__WHAT IS REQUIRED__. Keep only the lines of the listing that include the word "tristeza", and copy them.

__DATA ROWS__.
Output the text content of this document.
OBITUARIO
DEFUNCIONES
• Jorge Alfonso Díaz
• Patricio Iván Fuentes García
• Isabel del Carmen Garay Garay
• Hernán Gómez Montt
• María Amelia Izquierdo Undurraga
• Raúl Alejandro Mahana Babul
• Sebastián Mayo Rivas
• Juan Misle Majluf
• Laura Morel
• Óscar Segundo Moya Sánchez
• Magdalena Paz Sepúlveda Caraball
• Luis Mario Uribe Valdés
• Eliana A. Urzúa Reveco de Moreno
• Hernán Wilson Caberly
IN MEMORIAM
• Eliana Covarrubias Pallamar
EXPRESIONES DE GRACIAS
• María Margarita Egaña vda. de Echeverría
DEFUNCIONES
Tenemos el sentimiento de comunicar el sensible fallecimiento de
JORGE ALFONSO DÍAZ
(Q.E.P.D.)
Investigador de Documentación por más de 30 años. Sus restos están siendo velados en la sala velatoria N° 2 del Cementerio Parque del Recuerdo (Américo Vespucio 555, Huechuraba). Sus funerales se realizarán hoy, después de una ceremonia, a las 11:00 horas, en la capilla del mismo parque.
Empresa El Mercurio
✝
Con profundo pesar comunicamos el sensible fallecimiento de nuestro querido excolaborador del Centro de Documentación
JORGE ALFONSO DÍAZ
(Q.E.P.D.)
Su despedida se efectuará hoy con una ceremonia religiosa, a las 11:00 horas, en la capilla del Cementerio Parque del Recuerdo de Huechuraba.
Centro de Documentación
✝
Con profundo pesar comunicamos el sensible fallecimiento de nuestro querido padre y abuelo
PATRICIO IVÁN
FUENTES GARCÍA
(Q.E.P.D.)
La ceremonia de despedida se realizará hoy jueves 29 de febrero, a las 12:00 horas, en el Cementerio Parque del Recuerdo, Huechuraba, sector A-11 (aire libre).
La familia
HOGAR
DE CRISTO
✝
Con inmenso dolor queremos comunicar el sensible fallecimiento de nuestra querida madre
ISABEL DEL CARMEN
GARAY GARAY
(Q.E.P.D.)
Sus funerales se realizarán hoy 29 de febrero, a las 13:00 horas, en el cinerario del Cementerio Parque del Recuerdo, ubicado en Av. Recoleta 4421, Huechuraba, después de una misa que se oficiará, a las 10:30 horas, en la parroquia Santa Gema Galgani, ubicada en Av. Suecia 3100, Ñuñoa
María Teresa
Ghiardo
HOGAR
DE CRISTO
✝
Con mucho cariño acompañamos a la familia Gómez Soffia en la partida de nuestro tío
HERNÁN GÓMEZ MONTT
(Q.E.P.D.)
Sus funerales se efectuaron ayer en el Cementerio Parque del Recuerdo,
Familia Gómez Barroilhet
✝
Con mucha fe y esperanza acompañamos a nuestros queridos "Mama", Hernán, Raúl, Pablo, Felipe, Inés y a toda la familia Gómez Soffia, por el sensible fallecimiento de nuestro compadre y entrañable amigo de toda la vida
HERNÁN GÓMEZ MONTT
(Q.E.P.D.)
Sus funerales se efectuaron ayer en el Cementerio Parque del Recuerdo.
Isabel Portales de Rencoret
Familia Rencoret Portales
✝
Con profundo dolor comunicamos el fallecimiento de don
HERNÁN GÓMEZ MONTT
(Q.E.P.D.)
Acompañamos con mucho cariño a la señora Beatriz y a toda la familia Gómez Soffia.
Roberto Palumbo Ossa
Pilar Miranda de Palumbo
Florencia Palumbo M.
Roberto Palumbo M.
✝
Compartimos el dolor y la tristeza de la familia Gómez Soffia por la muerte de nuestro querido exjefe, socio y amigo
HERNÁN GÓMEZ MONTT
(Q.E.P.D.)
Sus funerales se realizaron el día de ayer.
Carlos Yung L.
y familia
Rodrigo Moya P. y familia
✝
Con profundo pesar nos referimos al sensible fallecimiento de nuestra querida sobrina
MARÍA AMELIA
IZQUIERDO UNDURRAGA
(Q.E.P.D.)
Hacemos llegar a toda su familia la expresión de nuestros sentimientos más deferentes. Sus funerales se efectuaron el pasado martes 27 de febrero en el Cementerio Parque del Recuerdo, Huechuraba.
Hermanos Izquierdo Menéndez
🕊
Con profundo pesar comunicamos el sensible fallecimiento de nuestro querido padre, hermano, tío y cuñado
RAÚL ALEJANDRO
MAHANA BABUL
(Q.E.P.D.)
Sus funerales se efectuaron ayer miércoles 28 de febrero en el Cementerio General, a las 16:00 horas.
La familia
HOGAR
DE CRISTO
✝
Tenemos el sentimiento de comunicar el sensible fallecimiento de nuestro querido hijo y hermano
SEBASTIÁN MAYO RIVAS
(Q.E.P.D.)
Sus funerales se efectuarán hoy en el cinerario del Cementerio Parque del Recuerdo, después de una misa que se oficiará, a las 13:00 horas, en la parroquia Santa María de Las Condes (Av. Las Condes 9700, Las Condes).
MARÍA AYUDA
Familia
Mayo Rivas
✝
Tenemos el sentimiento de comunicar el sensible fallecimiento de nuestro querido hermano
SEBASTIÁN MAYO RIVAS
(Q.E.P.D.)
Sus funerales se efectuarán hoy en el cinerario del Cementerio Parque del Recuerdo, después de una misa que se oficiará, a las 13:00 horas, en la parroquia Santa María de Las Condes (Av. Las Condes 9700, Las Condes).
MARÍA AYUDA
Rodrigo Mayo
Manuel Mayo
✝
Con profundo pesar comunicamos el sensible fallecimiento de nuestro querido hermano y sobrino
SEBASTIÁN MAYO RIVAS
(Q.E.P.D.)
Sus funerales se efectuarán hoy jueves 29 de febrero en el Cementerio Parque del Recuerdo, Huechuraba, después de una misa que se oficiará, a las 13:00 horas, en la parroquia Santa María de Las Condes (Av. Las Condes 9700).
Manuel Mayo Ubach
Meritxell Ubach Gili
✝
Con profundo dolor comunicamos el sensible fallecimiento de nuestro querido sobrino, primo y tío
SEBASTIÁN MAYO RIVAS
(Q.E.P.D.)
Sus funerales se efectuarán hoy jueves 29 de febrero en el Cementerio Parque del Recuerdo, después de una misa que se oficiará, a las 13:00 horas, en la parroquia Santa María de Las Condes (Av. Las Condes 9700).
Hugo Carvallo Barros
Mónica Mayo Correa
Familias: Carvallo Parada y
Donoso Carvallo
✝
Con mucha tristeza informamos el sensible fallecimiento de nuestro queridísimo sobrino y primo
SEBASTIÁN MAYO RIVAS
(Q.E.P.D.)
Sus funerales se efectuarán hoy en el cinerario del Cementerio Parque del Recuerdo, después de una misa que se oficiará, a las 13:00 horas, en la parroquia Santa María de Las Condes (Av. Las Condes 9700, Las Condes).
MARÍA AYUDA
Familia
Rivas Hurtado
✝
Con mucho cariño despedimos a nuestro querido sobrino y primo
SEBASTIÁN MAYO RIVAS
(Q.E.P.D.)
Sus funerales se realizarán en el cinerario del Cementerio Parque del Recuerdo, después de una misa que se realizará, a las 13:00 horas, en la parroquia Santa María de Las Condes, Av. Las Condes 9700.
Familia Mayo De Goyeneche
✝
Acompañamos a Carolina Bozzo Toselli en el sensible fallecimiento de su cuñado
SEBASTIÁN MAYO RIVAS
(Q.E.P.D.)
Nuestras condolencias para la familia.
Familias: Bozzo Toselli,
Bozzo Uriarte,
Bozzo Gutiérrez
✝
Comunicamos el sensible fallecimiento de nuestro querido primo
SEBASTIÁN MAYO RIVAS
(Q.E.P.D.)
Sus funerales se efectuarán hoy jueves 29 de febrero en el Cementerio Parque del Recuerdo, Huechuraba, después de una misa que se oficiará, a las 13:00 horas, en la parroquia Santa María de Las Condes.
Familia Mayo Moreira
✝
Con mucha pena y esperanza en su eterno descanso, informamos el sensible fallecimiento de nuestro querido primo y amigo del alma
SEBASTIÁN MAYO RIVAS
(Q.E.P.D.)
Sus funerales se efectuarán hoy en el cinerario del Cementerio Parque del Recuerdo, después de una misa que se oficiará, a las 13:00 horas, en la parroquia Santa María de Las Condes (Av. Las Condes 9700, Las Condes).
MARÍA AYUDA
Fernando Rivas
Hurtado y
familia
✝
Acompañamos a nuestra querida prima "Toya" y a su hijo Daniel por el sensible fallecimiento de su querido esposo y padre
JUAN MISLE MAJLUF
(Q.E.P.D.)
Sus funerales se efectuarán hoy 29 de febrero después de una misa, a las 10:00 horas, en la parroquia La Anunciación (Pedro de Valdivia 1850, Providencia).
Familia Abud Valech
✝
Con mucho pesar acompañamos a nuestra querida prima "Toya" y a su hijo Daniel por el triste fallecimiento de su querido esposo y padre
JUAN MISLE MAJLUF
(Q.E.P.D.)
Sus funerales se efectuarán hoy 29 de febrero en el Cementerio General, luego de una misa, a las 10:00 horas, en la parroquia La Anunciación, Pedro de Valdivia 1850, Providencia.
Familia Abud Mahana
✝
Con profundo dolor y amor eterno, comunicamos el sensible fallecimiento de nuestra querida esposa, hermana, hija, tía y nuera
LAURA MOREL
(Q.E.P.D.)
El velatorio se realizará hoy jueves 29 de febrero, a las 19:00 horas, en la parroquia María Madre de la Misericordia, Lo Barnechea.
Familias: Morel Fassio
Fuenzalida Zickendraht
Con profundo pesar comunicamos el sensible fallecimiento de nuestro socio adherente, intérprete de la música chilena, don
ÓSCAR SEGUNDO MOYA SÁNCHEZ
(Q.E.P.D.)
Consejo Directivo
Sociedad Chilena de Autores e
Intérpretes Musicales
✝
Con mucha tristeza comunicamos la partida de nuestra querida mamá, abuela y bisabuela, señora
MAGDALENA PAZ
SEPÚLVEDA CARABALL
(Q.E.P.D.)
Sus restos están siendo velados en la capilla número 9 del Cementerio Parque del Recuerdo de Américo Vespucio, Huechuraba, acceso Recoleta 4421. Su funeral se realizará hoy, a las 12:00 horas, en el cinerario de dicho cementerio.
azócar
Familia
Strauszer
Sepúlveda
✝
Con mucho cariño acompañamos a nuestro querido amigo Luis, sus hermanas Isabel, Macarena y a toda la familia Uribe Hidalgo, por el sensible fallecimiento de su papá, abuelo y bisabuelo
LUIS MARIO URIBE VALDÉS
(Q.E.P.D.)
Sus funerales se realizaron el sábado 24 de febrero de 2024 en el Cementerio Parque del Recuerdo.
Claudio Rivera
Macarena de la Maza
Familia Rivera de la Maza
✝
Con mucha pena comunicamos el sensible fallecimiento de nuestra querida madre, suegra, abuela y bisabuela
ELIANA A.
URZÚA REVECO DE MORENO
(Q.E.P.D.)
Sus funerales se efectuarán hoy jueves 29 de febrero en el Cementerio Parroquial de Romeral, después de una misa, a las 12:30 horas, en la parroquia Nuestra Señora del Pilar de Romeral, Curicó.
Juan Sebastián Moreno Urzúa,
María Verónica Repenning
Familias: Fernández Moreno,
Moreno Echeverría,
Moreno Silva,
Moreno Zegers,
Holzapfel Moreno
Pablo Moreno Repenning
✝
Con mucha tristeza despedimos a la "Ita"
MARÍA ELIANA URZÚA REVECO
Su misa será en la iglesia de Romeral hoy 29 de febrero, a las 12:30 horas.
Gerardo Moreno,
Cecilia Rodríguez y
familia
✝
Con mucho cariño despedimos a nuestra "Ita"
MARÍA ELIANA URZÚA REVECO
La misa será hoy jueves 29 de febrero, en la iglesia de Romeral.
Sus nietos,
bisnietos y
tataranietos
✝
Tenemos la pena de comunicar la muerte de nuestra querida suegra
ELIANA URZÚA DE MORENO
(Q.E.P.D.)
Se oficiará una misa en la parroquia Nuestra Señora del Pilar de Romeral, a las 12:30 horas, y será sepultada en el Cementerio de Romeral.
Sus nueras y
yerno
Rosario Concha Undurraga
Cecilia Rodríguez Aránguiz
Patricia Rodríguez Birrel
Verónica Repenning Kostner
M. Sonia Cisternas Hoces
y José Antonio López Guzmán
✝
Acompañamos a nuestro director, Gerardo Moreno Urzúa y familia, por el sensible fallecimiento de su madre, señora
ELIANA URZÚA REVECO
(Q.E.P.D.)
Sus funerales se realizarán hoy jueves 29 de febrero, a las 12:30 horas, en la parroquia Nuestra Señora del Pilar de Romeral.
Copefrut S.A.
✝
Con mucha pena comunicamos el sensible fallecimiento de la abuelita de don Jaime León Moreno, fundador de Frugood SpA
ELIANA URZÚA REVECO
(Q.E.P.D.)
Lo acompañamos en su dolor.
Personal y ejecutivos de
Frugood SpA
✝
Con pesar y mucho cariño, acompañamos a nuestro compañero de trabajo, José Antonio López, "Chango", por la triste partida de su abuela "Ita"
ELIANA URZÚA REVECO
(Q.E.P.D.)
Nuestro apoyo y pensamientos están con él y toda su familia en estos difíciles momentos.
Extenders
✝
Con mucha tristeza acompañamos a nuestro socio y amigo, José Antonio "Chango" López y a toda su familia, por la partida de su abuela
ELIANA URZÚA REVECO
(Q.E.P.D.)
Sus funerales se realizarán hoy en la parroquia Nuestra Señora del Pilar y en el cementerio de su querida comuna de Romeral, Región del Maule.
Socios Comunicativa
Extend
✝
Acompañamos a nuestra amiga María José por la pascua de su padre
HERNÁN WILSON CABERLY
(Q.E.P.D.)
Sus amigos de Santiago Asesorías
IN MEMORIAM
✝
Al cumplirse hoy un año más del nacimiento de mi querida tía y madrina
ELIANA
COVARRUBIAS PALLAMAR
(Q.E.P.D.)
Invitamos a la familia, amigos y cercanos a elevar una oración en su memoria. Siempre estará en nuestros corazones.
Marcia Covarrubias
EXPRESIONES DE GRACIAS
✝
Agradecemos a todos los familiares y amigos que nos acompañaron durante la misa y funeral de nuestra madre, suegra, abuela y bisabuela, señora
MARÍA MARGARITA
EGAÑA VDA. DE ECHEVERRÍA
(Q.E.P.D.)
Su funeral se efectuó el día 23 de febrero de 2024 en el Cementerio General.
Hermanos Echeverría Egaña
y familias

__COMPLETED EXERCISE__.
Compartimos el dolor y la tristeza de la familia Gómez Soffia por la muerte de nuestro querido exjefe, socio y amigo
Con mucha tristeza informamos el sensible fallecimiento de nuestro queridísimo sobrino y primo
Con mucha tristeza comunicamos la partida de nuestra querida mamá, abuela y bisabuela, señora
Con mucha tristeza despedimos a la "Ita"
Con mucha tristeza acompañamos a nuestro socio y amigo, José Antonio "Chango" López y a toda su familia, por la partida de su abuela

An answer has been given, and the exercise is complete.